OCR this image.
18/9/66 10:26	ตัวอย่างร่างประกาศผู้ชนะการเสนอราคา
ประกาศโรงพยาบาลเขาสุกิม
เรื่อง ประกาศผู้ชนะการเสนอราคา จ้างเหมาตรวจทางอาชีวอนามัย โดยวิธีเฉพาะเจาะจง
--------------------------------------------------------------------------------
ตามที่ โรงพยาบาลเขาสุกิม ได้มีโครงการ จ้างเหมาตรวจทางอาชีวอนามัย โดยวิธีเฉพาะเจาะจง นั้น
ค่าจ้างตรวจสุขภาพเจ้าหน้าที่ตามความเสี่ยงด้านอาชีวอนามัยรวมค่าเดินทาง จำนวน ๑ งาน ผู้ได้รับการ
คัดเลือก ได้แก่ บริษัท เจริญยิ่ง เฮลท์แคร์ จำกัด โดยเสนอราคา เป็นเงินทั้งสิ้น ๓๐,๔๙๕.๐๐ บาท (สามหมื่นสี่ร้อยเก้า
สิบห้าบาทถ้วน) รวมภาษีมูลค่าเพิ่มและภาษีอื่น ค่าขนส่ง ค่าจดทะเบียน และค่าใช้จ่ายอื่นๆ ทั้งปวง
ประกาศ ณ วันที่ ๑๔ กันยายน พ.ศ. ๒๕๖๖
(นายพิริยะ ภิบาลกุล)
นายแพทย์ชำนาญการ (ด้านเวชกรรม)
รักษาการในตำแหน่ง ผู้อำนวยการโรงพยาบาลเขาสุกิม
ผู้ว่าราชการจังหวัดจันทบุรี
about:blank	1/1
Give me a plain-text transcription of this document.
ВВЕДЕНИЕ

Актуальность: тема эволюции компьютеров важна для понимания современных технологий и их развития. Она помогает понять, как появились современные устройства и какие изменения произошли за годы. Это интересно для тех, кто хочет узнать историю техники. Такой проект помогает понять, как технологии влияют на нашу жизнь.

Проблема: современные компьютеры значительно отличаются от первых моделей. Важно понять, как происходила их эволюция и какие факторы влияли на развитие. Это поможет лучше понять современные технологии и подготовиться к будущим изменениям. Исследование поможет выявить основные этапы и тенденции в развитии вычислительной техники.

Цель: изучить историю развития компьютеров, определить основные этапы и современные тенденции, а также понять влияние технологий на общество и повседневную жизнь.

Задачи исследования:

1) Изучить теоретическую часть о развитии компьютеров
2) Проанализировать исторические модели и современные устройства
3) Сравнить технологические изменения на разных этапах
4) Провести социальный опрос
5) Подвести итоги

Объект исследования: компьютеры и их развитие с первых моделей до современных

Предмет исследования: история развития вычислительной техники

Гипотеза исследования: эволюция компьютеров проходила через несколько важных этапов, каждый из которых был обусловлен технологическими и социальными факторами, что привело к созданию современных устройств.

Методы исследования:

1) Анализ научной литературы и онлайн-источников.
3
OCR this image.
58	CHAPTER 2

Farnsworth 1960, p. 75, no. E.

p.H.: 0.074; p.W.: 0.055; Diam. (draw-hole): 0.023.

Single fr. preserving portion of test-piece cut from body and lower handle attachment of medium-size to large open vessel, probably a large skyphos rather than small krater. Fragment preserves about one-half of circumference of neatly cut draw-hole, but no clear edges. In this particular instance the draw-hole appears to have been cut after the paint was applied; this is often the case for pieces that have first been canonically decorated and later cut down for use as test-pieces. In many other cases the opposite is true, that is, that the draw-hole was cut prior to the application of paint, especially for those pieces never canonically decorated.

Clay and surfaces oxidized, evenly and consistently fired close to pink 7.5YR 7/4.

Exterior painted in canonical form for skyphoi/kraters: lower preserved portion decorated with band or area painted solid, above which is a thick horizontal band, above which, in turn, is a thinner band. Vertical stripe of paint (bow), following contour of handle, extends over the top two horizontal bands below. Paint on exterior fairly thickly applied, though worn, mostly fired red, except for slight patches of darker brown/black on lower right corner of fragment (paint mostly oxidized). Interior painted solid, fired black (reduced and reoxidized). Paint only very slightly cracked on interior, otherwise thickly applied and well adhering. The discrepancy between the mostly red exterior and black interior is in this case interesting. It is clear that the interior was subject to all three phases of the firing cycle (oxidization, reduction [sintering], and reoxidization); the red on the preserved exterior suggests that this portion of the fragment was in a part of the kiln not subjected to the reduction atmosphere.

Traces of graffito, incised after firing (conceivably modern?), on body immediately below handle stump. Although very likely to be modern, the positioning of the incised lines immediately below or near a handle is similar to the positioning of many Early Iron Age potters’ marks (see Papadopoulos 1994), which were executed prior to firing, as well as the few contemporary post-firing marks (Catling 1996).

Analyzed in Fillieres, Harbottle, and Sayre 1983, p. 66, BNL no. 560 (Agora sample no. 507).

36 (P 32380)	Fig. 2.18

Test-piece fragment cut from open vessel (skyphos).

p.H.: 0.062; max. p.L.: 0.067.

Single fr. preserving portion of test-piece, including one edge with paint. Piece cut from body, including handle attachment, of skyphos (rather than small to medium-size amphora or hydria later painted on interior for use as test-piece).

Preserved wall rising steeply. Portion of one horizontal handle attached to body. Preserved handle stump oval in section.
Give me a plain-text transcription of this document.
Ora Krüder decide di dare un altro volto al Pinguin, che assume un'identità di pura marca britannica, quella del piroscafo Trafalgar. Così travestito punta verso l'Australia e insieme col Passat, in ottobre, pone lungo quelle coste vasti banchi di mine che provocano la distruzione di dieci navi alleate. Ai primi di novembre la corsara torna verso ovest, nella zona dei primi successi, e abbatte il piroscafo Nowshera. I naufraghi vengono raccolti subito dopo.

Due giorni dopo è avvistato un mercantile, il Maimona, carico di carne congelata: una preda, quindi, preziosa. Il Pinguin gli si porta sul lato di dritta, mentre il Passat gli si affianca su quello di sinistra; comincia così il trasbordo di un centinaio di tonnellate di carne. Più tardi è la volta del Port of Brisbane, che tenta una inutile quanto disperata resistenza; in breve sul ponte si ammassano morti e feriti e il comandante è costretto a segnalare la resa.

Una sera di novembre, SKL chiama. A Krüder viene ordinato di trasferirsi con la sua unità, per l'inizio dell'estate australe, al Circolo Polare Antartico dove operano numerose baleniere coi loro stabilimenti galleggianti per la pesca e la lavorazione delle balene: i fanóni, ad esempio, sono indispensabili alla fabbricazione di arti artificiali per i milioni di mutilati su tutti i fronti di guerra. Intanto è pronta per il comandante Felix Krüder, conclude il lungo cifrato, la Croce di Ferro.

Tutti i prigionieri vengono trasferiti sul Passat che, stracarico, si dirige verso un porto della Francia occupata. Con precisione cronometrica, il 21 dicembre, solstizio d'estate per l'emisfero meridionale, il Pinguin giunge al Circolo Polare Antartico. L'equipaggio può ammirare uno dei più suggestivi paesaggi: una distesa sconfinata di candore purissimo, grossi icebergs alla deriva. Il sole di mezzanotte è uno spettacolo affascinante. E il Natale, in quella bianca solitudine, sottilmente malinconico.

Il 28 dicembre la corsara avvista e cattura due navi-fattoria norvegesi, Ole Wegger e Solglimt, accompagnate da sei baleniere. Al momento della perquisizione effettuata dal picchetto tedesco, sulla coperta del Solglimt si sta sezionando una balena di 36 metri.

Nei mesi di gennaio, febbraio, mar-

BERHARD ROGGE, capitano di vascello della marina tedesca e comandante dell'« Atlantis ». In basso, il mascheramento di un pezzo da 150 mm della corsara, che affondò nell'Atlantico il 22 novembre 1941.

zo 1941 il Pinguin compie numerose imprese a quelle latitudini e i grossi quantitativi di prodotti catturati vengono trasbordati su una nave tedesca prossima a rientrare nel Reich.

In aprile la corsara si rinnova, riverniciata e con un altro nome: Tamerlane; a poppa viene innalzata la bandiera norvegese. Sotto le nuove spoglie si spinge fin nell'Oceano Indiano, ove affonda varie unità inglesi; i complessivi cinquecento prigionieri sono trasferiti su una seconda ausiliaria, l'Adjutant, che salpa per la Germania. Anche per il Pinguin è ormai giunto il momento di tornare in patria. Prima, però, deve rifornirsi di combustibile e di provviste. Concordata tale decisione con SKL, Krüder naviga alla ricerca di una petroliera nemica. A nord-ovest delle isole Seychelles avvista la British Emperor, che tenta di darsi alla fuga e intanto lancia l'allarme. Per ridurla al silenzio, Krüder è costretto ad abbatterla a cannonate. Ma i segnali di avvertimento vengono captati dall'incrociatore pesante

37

Exercise objective >> Copy each line of the records above that carries the word "Single".

Output of the exercise >>
Single fr. preserving portion of test-piece cut from body and lower handle attachment of medium-size to large open vessel, probably a large skyphos rather than small krater. Fragment preserves about one-half of circumference of neatly cut draw-hole, but no clear edges. In this particular instance the draw-hole appears to have been cut after the paint was applied; this is often the case for pieces that have first been canonically decorated and later cut down for use as test-pieces. In many other cases the opposite is true, that is, that the draw-hole was cut prior to the application of paint, especially for those pieces never canonically decorated.
Single fr. preserving portion of test-piece, including one edge with paint. Piece cut from body, including handle attachment, of skyphos (rather than small to medium-size amphora or hydria later painted on interior for use as test-piece).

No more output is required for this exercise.